> What is asked
Could you write out every record below exactly, leaving out any pictures?

────────────────

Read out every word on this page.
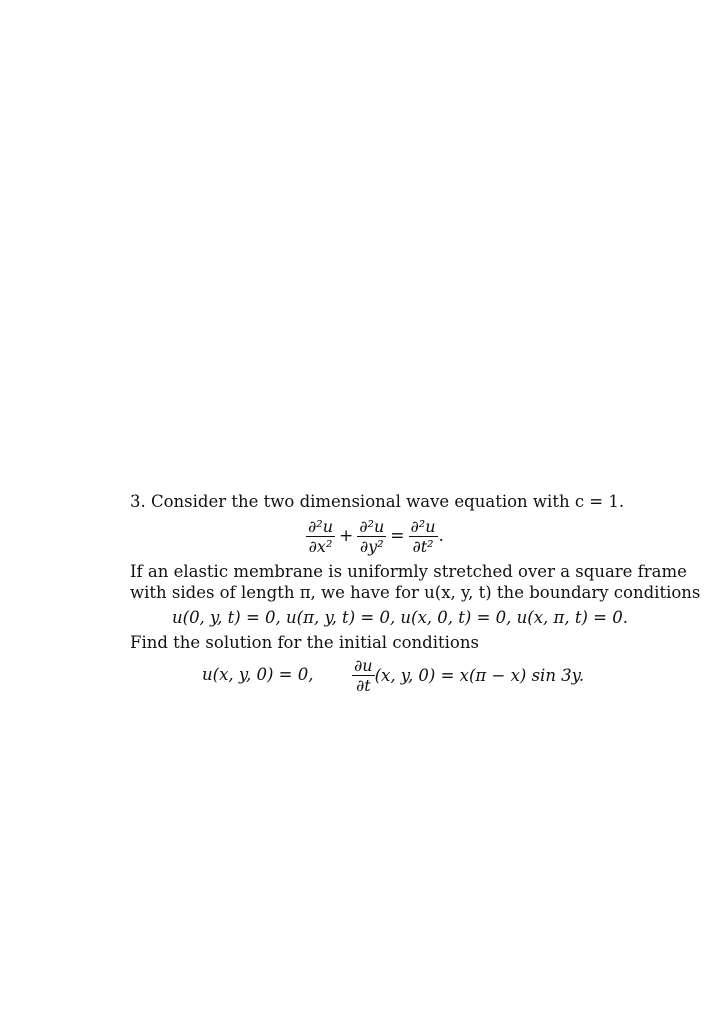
3. Consider the two dimensional wave equation with c = 1.
$\frac{\text{∂²u}}{\text{∂x²}} + \frac{\text{∂²u}}{\text{∂y²}} = \frac{\text{∂²u}}{\text{∂t²}}$ .
If an elastic membrane is uniformly stretched over a square frame
with sides of length π, we have for u(x, y, t) the boundary conditions
u(0, y, t) = 0, u(π, y, t) = 0, u(x, 0, t) = 0, u(x, π, t) = 0.
Find the solution for the initial conditions
u(x, y, 0) = 0, $\frac{\partial u}{\partial t} (x$, y, 0) = x(π − x) sin 3y.
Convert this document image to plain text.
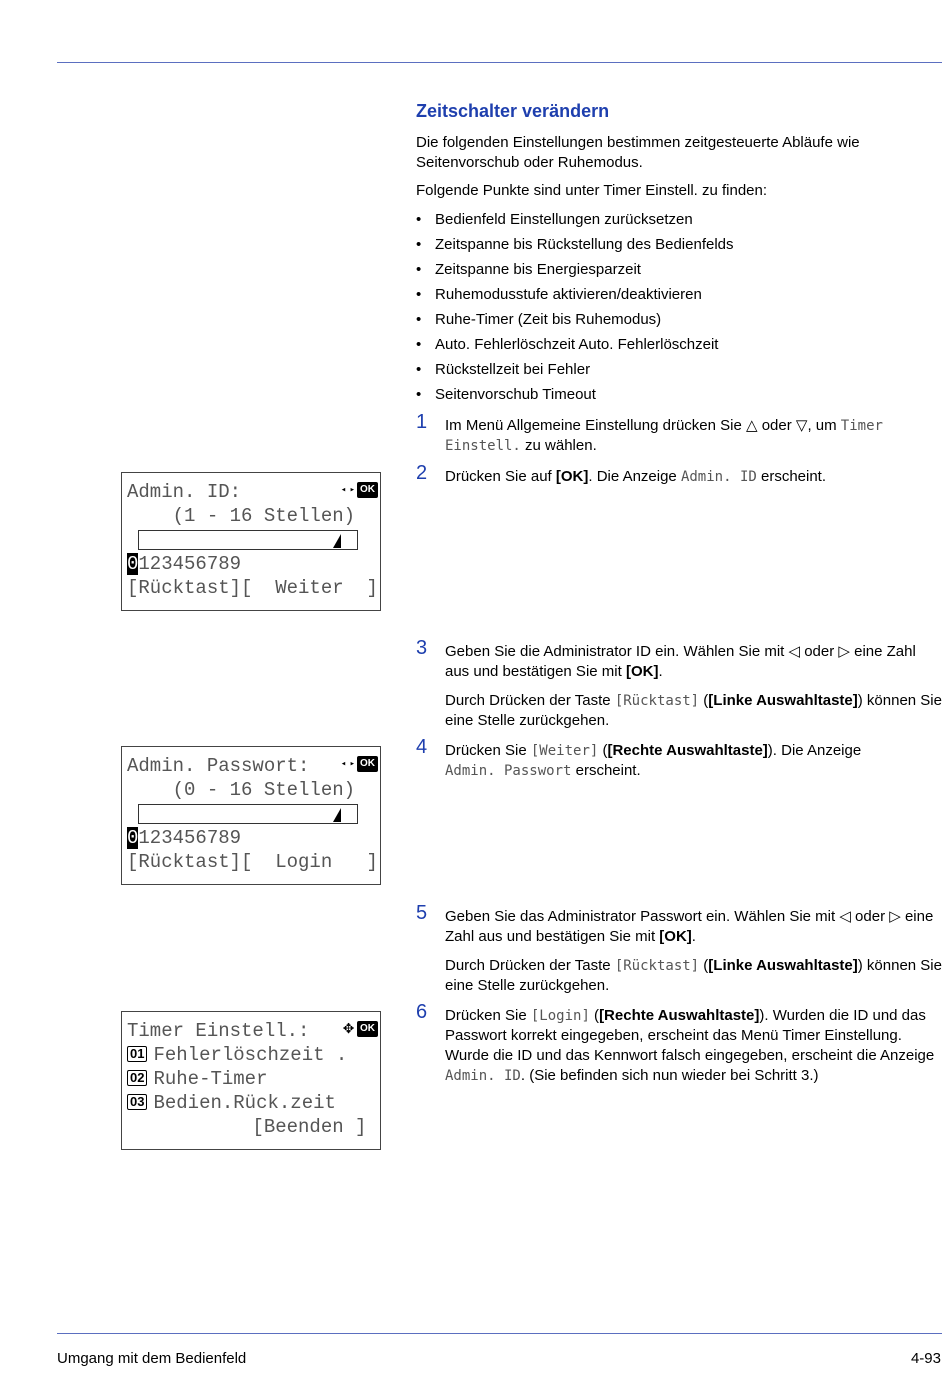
Zeitschalter verändern
Die folgenden Einstellungen bestimmen zeitgesteuerte Abläufe wie Seitenvorschub oder Ruhemodus.
Folgende Punkte sind unter Timer Einstell. zu finden:
• Bedienfeld Einstellungen zurücksetzen
• Zeitspanne bis Rückstellung des Bedienfelds
• Zeitspanne bis Energiesparzeit
• Ruhemodusstufe aktivieren/deaktivieren
• Ruhe-Timer (Zeit bis Ruhemodus)
• Auto. Fehlerlöschzeit Auto. Fehlerlöschzeit
• Rückstellzeit bei Fehler
• Seitenvorschub Timeout
1 Im Menü Allgemeine Einstellung drücken Sie △ oder ▽, um Timer
Einstell. zu wählen.
2 Drücken Sie auf [OK]. Die Anzeige Admin. ID erscheint.
Admin. ID:	◂ ▸ OK
(1 - 16 Stellen)
0123456789
[Rücktast][  Weiter  ]
3 Geben Sie die Administrator ID ein. Wählen Sie mit ◁ oder ▷ eine Zahl aus und bestätigen Sie mit [OK].
Durch Drücken der Taste [Rücktast] ([Linke Auswahltaste]) können Sie eine Stelle zurückgehen.
4 Drücken Sie [Weiter] ([Rechte Auswahltaste]). Die Anzeige
Admin. Passwort erscheint.
Admin. Passwort:	◂ ▸ OK
(0 - 16 Stellen)
0123456789
[Rücktast][  Login   ]
5 Geben Sie das Administrator Passwort ein. Wählen Sie mit ◁ oder ▷ eine Zahl aus und bestätigen Sie mit [OK].
Durch Drücken der Taste [Rücktast] ([Linke Auswahltaste]) können Sie eine Stelle zurückgehen.
6 Drücken Sie [Login] ([Rechte Auswahltaste]). Wurden die ID und das Passwort korrekt eingegeben, erscheint das Menü Timer Einstellung. Wurde die ID und das Kennwort falsch eingegeben, erscheint die Anzeige Admin. ID. (Sie befinden sich nun wieder bei Schritt 3.)
Timer Einstell.: ✥ OK
01 Fehlerlöschzeit .
02 Ruhe-Timer
03 Bedien.Rück.zeit
[Beenden ]
Umgang mit dem Bedienfeld	4-93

────────────────

> Result for this task
Read out every word on this page.
3. Consider the two dimensional wave equation with c = 1.
$\frac{\text{∂²u}}{\text{∂x²}} + \frac{\text{∂²u}}{\text{∂y²}} = \frac{\text{∂²u}}{\text{∂t²}}$ .
If an elastic membrane is uniformly stretched over a square frame
with sides of length π, we have for u(x, y, t) the boundary conditions
u(0, y, t) = 0, u(π, y, t) = 0, u(x, 0, t) = 0, u(x, π, t) = 0.
Find the solution for the initial conditions
u(x, y, 0) = 0, $\frac{\partial u}{\partial t} (x$, y, 0) = x(π − x) sin 3y.
Convert this document image to plain text.
Zeitschalter verändern
Die folgenden Einstellungen bestimmen zeitgesteuerte Abläufe wie Seitenvorschub oder Ruhemodus.
Folgende Punkte sind unter Timer Einstell. zu finden:
• Bedienfeld Einstellungen zurücksetzen
• Zeitspanne bis Rückstellung des Bedienfelds
• Zeitspanne bis Energiesparzeit
• Ruhemodusstufe aktivieren/deaktivieren
• Ruhe-Timer (Zeit bis Ruhemodus)
• Auto. Fehlerlöschzeit Auto. Fehlerlöschzeit
• Rückstellzeit bei Fehler
• Seitenvorschub Timeout
1 Im Menü Allgemeine Einstellung drücken Sie △ oder ▽, um Timer
Einstell. zu wählen.
2 Drücken Sie auf [OK]. Die Anzeige Admin. ID erscheint.
Admin. ID:	◂ ▸ OK
(1 - 16 Stellen)
0123456789
[Rücktast][  Weiter  ]
3 Geben Sie die Administrator ID ein. Wählen Sie mit ◁ oder ▷ eine Zahl aus und bestätigen Sie mit [OK].
Durch Drücken der Taste [Rücktast] ([Linke Auswahltaste]) können Sie eine Stelle zurückgehen.
4 Drücken Sie [Weiter] ([Rechte Auswahltaste]). Die Anzeige
Admin. Passwort erscheint.
Admin. Passwort:	◂ ▸ OK
(0 - 16 Stellen)
0123456789
[Rücktast][  Login   ]
5 Geben Sie das Administrator Passwort ein. Wählen Sie mit ◁ oder ▷ eine Zahl aus und bestätigen Sie mit [OK].
Durch Drücken der Taste [Rücktast] ([Linke Auswahltaste]) können Sie eine Stelle zurückgehen.
6 Drücken Sie [Login] ([Rechte Auswahltaste]). Wurden die ID und das Passwort korrekt eingegeben, erscheint das Menü Timer Einstellung. Wurde die ID und das Kennwort falsch eingegeben, erscheint die Anzeige Admin. ID. (Sie befinden sich nun wieder bei Schritt 3.)
Timer Einstell.: ✥ OK
01 Fehlerlöschzeit .
02 Ruhe-Timer
03 Bedien.Rück.zeit
[Beenden ]
Umgang mit dem Bedienfeld	4-93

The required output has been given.